● TASK GOAL
Scan the data below and pick out the lines containing the word "наработки".

+---+

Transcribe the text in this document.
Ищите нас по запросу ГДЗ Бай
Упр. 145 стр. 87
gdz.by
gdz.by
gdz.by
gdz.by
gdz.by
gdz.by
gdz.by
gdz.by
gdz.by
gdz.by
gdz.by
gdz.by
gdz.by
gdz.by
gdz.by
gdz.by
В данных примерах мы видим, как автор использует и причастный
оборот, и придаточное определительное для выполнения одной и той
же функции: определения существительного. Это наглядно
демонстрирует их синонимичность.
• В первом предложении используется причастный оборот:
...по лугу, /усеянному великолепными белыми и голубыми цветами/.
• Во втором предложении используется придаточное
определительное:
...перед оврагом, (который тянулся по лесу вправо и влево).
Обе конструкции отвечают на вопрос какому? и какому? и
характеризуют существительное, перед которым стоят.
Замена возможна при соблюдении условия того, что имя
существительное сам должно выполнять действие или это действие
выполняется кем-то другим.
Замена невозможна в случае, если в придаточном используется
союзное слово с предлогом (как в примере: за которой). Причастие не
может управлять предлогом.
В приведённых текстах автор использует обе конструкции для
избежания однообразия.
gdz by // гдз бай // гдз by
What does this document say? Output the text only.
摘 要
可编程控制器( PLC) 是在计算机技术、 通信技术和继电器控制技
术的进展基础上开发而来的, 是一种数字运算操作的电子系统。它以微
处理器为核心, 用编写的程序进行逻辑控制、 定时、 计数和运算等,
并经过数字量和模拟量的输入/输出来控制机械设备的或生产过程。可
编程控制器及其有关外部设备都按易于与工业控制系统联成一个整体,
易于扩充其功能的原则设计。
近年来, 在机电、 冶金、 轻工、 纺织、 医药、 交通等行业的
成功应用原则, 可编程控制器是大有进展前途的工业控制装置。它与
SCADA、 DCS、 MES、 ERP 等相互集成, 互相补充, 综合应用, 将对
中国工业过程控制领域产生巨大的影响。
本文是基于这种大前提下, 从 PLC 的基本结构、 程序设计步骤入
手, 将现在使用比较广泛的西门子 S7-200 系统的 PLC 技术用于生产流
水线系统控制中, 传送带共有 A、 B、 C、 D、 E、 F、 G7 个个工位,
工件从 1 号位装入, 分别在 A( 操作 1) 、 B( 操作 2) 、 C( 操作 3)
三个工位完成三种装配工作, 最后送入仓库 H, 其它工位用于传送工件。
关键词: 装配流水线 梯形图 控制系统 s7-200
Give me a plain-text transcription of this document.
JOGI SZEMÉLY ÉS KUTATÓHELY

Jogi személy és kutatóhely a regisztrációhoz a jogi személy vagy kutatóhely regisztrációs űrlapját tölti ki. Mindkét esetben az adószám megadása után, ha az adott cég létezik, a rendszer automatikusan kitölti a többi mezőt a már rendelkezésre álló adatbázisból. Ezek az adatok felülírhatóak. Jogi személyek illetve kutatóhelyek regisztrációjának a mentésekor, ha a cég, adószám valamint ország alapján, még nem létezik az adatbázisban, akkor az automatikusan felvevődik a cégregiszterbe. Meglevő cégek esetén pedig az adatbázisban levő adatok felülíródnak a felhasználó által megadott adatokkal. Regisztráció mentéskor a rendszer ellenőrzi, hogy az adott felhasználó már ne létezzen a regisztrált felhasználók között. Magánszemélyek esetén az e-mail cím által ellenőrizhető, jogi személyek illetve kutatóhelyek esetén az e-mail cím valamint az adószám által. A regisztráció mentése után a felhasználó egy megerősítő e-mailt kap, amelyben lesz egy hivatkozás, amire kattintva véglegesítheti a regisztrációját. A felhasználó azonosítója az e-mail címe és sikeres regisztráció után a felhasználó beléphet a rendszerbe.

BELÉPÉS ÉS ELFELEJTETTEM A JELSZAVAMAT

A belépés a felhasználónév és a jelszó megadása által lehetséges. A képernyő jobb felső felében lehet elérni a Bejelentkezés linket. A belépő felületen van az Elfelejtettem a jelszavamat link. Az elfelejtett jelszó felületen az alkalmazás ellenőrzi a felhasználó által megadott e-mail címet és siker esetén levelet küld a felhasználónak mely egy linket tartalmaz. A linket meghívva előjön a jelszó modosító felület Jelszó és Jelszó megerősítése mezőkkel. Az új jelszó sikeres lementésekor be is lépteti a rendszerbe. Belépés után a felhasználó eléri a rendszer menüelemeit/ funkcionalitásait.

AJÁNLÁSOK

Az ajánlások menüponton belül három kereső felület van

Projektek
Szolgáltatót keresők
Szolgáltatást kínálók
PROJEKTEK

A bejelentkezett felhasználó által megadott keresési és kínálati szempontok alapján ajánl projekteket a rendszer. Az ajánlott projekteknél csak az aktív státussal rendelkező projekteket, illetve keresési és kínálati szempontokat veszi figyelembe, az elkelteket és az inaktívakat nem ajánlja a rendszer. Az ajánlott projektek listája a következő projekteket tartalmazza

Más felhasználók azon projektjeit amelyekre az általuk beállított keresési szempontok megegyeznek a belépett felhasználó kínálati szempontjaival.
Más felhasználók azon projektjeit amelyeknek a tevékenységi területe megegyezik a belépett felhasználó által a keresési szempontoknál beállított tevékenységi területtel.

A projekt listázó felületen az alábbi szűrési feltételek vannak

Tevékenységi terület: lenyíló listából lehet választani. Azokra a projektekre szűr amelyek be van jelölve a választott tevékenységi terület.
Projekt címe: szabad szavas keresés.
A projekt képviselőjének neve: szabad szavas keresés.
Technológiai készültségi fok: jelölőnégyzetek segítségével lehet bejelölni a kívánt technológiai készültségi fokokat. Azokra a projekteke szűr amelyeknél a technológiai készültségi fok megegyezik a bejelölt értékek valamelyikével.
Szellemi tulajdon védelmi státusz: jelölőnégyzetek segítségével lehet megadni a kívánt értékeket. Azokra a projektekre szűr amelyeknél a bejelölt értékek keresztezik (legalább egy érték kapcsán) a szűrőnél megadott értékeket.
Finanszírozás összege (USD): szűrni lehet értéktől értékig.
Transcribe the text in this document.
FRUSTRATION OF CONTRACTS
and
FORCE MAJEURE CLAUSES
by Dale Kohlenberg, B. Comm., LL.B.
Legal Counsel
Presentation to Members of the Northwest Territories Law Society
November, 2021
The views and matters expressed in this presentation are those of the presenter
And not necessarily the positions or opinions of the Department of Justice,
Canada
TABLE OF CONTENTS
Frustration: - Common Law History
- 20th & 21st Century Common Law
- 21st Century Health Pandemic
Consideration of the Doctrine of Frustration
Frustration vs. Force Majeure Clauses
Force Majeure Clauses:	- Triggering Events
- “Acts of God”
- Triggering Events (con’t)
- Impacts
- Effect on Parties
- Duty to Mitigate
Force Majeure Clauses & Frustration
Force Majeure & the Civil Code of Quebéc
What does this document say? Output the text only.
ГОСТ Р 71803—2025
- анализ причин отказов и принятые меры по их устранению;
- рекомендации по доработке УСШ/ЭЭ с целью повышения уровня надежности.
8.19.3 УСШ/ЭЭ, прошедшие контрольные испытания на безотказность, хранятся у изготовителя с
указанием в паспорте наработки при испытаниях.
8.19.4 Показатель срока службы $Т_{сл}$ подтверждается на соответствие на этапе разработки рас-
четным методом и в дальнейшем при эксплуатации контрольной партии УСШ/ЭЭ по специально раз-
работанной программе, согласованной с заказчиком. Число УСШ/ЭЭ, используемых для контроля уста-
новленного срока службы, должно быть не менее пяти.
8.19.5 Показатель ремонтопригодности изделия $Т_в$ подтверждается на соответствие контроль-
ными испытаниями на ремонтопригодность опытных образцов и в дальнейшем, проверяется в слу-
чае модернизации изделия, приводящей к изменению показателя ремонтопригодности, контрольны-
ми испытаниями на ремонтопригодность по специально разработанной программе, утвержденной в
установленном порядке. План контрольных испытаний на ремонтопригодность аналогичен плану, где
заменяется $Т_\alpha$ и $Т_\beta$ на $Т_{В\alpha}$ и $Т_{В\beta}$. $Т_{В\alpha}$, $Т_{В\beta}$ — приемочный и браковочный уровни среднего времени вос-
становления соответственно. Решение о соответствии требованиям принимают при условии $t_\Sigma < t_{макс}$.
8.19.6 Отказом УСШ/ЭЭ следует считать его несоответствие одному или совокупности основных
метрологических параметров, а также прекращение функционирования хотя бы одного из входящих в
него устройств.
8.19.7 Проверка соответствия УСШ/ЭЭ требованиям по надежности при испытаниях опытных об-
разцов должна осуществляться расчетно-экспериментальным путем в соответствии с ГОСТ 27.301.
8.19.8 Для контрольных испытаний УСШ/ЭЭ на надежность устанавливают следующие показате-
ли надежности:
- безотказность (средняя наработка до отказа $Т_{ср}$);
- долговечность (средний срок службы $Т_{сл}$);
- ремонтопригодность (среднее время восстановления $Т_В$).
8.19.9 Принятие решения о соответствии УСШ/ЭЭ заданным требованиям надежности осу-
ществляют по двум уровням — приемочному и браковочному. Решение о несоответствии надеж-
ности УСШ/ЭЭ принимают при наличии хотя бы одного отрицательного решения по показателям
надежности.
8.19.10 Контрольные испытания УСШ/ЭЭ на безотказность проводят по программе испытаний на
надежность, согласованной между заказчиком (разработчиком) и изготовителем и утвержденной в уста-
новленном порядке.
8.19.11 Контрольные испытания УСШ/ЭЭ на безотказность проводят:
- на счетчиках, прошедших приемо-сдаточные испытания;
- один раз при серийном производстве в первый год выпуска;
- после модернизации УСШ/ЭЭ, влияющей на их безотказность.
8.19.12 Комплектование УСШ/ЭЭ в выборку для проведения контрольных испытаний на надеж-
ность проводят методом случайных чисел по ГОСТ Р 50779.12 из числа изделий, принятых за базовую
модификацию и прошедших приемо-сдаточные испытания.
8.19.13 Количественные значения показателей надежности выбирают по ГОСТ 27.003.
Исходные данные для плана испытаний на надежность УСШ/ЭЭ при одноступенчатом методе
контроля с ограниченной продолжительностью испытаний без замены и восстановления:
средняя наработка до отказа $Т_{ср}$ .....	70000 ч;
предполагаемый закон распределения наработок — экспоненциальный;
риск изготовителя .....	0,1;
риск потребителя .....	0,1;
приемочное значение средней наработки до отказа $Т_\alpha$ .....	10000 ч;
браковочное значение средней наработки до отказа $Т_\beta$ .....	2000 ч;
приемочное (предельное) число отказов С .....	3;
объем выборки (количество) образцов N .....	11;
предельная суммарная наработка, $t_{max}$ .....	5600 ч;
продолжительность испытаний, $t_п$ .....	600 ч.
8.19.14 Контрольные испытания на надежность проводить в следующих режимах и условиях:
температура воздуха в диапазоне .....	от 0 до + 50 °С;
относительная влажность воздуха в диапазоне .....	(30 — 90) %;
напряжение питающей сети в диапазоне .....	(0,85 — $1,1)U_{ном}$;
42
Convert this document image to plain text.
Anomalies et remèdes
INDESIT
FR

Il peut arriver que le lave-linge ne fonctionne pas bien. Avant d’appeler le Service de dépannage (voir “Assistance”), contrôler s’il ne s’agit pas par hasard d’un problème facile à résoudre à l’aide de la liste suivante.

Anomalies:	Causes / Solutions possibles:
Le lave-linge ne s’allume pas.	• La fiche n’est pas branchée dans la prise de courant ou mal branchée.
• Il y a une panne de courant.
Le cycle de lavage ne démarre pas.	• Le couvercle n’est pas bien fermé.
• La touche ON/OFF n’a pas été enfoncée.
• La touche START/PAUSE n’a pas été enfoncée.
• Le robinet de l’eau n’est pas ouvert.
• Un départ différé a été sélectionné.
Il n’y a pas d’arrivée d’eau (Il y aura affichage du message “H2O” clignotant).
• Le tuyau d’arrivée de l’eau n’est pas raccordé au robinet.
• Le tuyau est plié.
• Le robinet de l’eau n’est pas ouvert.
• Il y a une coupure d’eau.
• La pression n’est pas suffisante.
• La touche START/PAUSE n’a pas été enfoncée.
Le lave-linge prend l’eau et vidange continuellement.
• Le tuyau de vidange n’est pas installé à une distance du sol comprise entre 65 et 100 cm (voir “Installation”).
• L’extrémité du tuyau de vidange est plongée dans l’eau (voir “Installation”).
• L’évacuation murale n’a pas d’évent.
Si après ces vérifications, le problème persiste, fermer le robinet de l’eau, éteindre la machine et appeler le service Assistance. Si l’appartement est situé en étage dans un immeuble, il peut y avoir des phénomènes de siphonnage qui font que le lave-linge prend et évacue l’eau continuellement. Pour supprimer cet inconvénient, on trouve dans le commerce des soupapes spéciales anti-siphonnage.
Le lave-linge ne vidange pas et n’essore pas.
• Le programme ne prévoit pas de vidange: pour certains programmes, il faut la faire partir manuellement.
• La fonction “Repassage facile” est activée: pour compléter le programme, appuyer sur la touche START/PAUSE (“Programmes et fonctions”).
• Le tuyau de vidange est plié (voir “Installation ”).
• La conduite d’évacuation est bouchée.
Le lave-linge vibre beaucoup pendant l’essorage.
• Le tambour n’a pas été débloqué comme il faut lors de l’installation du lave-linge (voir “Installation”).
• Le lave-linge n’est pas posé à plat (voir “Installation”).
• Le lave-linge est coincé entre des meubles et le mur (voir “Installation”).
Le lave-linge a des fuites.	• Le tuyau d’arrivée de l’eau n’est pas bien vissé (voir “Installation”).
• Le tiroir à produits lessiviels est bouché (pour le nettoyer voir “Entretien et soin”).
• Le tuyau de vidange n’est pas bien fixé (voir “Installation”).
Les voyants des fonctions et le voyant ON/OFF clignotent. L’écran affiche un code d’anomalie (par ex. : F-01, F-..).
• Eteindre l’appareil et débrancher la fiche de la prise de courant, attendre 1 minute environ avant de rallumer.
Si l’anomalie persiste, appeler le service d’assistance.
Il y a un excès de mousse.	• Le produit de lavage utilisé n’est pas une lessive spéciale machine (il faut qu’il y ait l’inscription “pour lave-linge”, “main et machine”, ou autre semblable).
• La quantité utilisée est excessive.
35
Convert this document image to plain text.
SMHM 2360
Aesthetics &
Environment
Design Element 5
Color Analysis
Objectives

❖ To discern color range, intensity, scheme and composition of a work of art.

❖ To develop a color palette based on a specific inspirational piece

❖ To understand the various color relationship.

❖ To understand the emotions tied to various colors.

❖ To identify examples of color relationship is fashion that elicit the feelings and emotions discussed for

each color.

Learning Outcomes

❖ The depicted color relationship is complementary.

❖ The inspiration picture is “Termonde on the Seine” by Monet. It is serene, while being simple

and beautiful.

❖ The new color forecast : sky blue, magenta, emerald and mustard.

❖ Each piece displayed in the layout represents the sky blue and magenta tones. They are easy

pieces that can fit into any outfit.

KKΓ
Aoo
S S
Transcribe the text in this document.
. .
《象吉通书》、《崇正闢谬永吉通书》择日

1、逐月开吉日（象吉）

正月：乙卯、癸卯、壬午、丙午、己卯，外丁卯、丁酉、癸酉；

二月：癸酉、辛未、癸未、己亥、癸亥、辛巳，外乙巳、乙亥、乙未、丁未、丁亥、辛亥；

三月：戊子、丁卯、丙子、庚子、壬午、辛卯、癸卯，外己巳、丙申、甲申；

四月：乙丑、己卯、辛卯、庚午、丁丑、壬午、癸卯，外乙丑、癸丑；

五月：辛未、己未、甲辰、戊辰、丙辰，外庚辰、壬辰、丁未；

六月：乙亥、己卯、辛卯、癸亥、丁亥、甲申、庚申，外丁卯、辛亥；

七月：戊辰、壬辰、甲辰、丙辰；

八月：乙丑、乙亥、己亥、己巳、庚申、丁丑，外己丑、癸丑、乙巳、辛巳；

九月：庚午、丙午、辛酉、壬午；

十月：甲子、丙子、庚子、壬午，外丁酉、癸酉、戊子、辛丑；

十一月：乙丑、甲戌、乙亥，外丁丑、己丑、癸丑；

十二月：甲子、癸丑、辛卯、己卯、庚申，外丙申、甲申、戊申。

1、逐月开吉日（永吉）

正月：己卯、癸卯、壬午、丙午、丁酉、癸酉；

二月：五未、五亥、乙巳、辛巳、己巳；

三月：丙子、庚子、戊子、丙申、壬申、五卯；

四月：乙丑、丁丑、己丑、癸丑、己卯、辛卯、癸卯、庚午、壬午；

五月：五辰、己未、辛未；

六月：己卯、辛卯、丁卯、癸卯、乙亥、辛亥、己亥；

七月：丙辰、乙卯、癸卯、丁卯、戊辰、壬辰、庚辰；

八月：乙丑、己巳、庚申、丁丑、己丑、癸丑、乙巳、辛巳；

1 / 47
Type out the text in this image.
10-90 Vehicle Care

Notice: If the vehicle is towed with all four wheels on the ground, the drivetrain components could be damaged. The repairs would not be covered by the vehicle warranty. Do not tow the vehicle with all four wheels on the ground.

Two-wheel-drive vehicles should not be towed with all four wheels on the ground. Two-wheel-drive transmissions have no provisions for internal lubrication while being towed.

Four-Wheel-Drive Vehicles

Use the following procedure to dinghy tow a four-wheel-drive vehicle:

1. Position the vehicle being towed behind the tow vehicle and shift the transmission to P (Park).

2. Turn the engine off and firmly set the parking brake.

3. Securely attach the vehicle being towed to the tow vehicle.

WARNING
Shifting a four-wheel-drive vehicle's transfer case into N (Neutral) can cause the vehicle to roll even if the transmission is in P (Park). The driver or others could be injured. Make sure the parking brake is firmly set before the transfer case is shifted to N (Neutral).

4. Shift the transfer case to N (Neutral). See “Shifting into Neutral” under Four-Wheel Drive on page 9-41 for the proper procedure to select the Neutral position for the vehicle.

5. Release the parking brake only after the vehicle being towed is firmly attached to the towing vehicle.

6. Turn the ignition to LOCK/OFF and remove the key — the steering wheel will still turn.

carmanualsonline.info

+---+

● COMPLETED EXERCISE
указанием в паспорте наработки при испытаниях.
приемочное значение средней наработки до отказа $Т_\alpha$ .....	10000 ч;
браковочное значение средней наработки до отказа $Т_\beta$ .....	2000 ч;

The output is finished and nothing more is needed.